Supplied data
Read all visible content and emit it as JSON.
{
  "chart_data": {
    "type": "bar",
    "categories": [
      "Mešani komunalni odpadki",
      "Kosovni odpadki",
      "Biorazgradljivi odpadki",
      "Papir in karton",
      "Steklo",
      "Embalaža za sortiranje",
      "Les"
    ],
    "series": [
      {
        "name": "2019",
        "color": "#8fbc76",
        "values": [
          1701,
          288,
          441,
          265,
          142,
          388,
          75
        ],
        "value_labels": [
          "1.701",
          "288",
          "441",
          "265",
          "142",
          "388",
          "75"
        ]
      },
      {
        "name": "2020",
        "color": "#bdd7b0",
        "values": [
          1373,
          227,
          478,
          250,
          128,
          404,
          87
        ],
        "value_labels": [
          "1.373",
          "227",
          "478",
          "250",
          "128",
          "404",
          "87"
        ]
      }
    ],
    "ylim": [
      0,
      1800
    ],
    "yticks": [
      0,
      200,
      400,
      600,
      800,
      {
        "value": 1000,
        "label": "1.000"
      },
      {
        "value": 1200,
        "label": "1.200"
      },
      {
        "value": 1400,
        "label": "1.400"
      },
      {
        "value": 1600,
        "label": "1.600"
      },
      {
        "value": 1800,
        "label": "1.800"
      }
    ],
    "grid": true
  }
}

Written request
Wherever a line in the data above holds "odpadki", copy that line.

The response
      "Mešani komunalni odpadki",
      "Kosovni odpadki",
      "Biorazgradljivi odpadki",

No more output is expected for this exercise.